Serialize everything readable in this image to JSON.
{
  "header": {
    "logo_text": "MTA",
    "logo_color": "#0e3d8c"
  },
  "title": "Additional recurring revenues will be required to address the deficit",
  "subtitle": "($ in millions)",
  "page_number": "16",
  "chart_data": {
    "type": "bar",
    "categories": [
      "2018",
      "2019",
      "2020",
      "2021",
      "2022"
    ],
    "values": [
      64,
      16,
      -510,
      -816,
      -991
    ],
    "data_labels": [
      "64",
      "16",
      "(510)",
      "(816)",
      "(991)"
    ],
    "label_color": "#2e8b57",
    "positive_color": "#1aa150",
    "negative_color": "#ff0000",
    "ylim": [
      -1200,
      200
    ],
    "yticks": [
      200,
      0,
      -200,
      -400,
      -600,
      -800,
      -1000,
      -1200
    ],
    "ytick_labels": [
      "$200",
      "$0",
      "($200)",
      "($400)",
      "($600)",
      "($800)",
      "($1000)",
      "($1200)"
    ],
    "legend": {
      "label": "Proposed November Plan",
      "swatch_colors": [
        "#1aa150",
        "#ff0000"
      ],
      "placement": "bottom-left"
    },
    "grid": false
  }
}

============

From the listing above, extract every line exactly as it stands.

Serialize everything readable in this image to JSON.
{
  "header": {
    "logo_text": "MTA",
    "logo_color": "#0e3d8c"
  },
  "title": "Additional recurring revenues will be required to address the deficit",
  "subtitle": "($ in millions)",
  "page_number": "16",
  "chart_data": {
    "type": "bar",
    "categories": [
      "2018",
      "2019",
      "2020",
      "2021",
      "2022"
    ],
    "values": [
      64,
      16,
      -510,
      -816,
      -991
    ],
    "data_labels": [
      "64",
      "16",
      "(510)",
      "(816)",
      "(991)"
    ],
    "label_color": "#2e8b57",
    "positive_color": "#1aa150",
    "negative_color": "#ff0000",
    "ylim": [
      -1200,
      200
    ],
    "yticks": [
      200,
      0,
      -200,
      -400,
      -600,
      -800,
      -1000,
      -1200
    ],
    "ytick_labels": [
      "$200",
      "$0",
      "($200)",
      "($400)",
      "($600)",
      "($800)",
      "($1000)",
      "($1200)"
    ],
    "legend": {
      "label": "Proposed November Plan",
      "swatch_colors": [
        "#1aa150",
        "#ff0000"
      ],
      "placement": "bottom-left"
    },
    "grid": false
  }
}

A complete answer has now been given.